> [Task description]
Hunt for the word "from" across the entries below, copying each line that holds it.

Saved entries
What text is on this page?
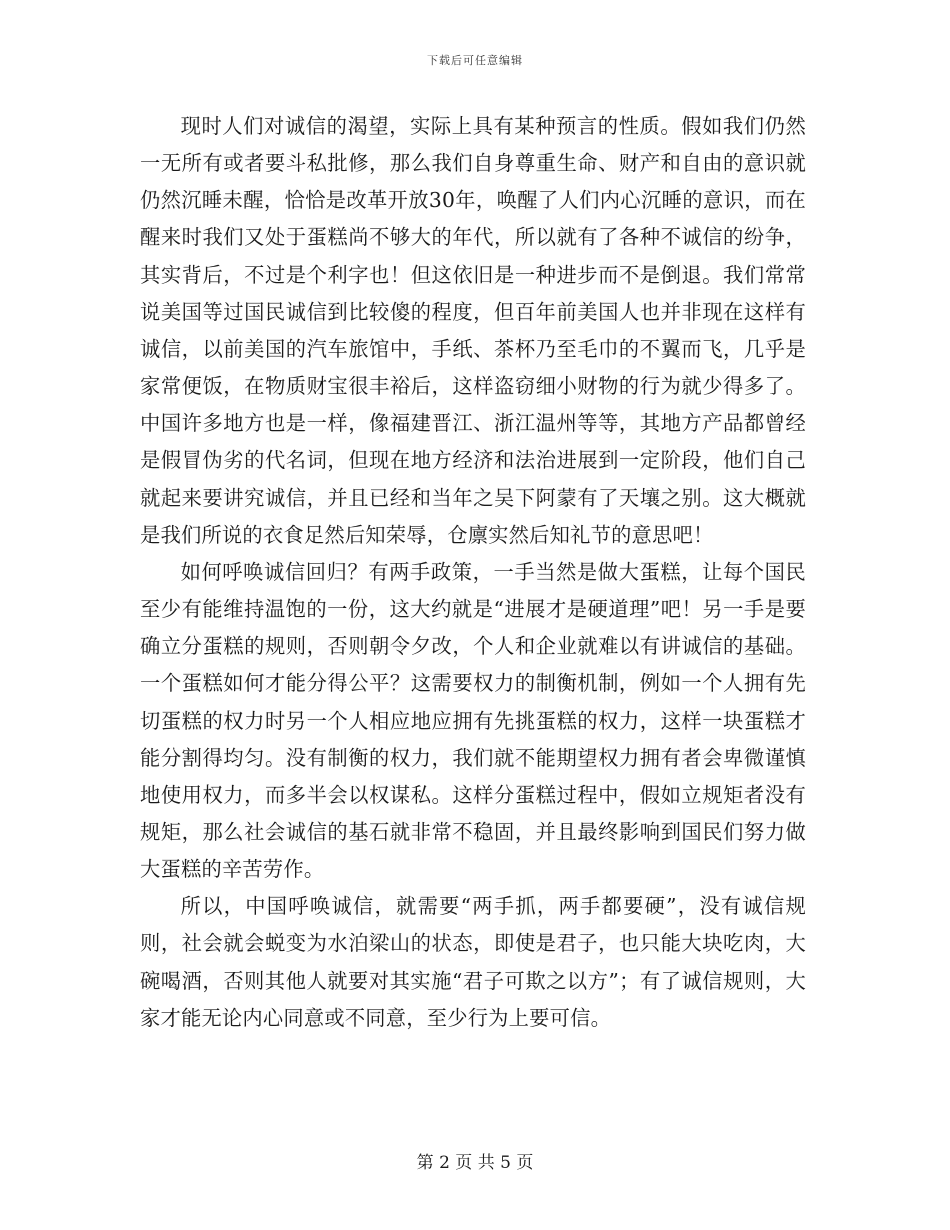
下载后可任意编辑

现时人们对诚信的渴望，实际上具有某种预言的性质。假如我们仍然一无所有或者要斗私批修，那么我们自身尊重生命、财产和自由的意识就仍然沉睡未醒，恰恰是改革开放30年，唤醒了人们内心沉睡的意识，而在醒来时我们又处于蛋糕尚不够大的年代，所以就有了各种不诚信的纷争，其实背后，不过是个利字也！但这依旧是一种进步而不是倒退。我们常常说美国等过国民诚信到比较傻的程度，但百年前美国人也并非现在这样有诚信，以前美国的汽车旅馆中，手纸、茶杯乃至毛巾的不翼而飞，几乎是家常便饭，在物质财宝很丰裕后，这样盗窃细小财物的行为就少得多了。中国许多地方也是一样，像福建晋江、浙江温州等等，其地方产品都曾经是假冒伪劣的代名词，但现在地方经济和法治进展到一定阶段，他们自己就起来要讲究诚信，并且已经和当年之吴下阿蒙有了天壤之别。这大概就是我们所说的衣食足然后知荣辱，仓廪实然后知礼节的意思吧！

如何呼唤诚信回归？有两手政策，一手当然是做大蛋糕，让每个国民至少有能维持温饱的一份，这大约就是“进展才是硬道理”吧！另一手是要确立分蛋糕的规则，否则朝令夕改，个人和企业就难以有讲诚信的基础。一个蛋糕如何才能分得公平？这需要权力的制衡机制，例如一个人拥有先切蛋糕的权力时另一个人相应地应拥有先挑蛋糕的权力，这样一块蛋糕才能分割得均匀。没有制衡的权力，我们就不能期望权力拥有者会卑微谨慎地使用权力，而多半会以权谋私。这样分蛋糕过程中，假如立规矩者没有规矩，那么社会诚信的基石就非常不稳固，并且最终影响到国民们努力做大蛋糕的辛苦劳作。

所以，中国呼唤诚信，就需要“两手抓，两手都要硬”，没有诚信规则，社会就会蜕变为水泊梁山的状态，即使是君子，也只能大块吃肉，大碗喝酒，否则其他人就要对其实施“君子可欺之以方”；有了诚信规则，大家才能无论内心同意或不同意，至少行为上要可信。

第 2 页 共 5 页
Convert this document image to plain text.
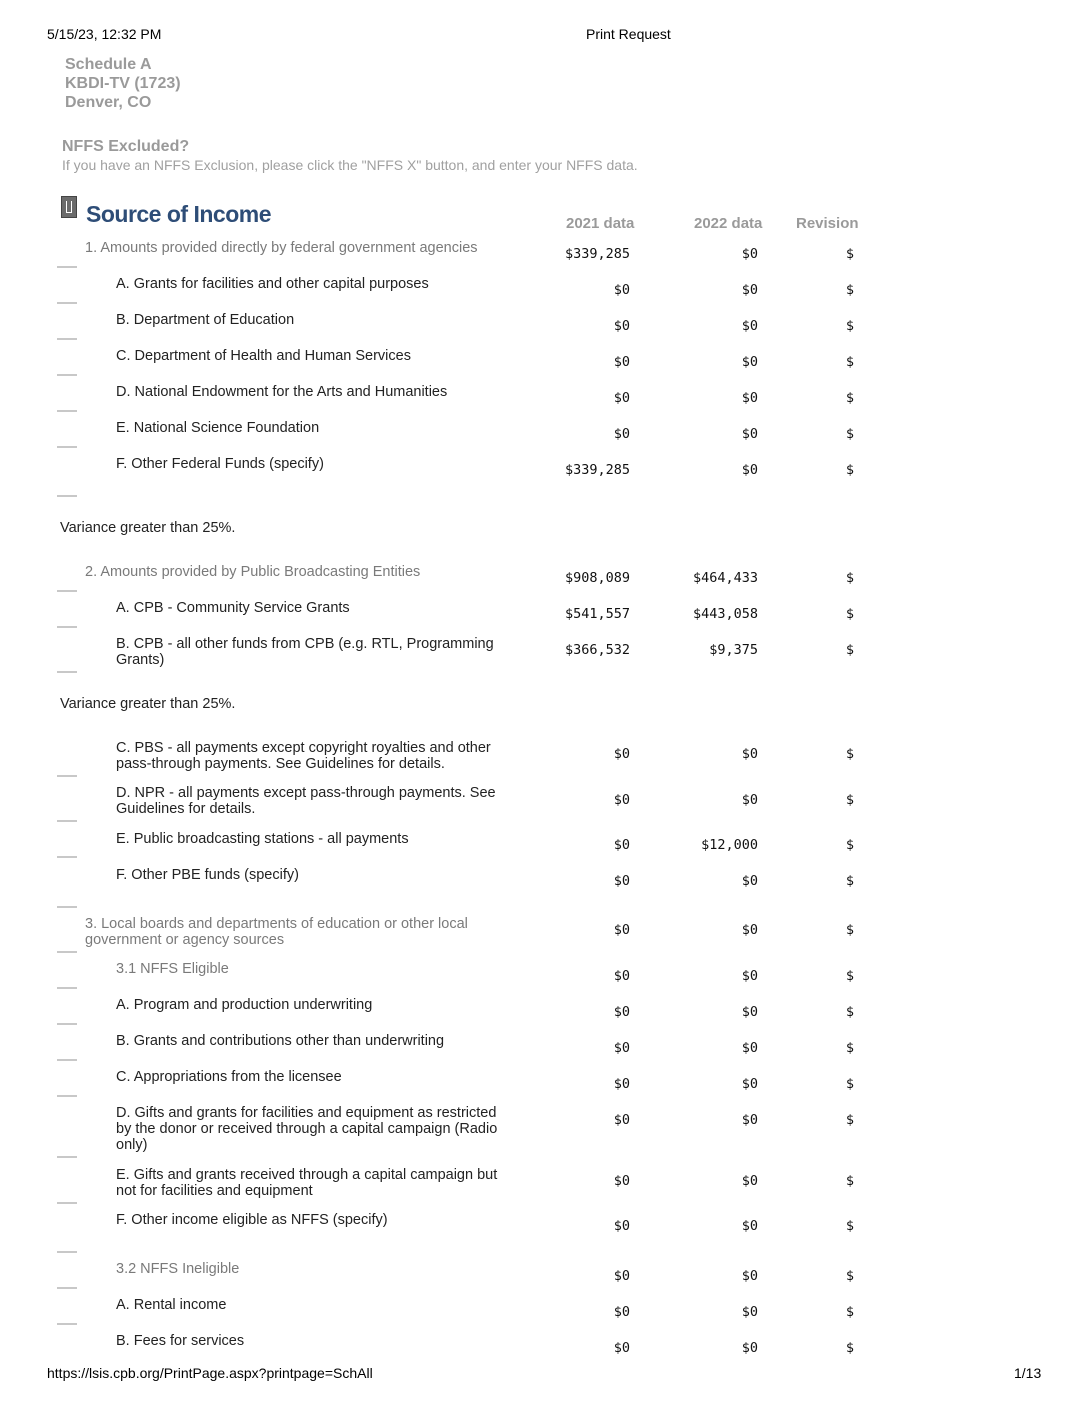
5/15/23, 12:32 PM	Print Request
Schedule A
KBDI-TV (1723)
Denver, CO
NFFS Excluded?
If you have an NFFS Exclusion, please click the "NFFS X" button, and enter your NFFS data.
Source of Income	2021 data	2022 data Revision
1. Amounts provided directly by federal government agencies	$339,285	$0	$
A. Grants for facilities and other capital purposes	$0	$0	$
B. Department of Education	$0	$0	$
C. Department of Health and Human Services	$0	$0	$
D. National Endowment for the Arts and Humanities	$0	$0	$
E. National Science Foundation	$0	$0	$
F. Other Federal Funds (specify)	$339,285	$0	$
Variance greater than 25%.
2. Amounts provided by Public Broadcasting Entities	$908,089	$464,433	$
A. CPB - Community Service Grants	$541,557	$443,058	$
B. CPB - all other funds from CPB (e.g. RTL, Programming Grants)
$366,532	$9,375	$
Variance greater than 25%.
C. PBS - all payments except copyright royalties and other pass-through payments. See Guidelines for details.
$0	$0	$
D. NPR - all payments except pass-through payments. See Guidelines for details.
$0	$0	$
E. Public broadcasting stations - all payments	$0	$12,000	$
F. Other PBE funds (specify)	$0	$0	$
3. Local boards and departments of education or other local government or agency sources
$0	$0	$
3.1 NFFS Eligible	$0	$0	$
A. Program and production underwriting	$0	$0	$
B. Grants and contributions other than underwriting	$0	$0	$
C. Appropriations from the licensee	$0	$0	$
D. Gifts and grants for facilities and equipment as restricted by the donor or received through a capital campaign (Radio only)
$0	$0	$
E. Gifts and grants received through a capital campaign but not for facilities and equipment
$0	$0	$
F. Other income eligible as NFFS (specify)	$0	$0	$
3.2 NFFS Ineligible	$0	$0	$
A. Rental income	$0	$0	$
B. Fees for services	$0	$0	$
https://lsis.cpb.org/PrintPage.aspx?printpage=SchAll	1/13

> [Written solution]
B. CPB - all other funds from CPB (e.g. RTL, Programming Grants)
C. Appropriations from the licensee	$0	$0	$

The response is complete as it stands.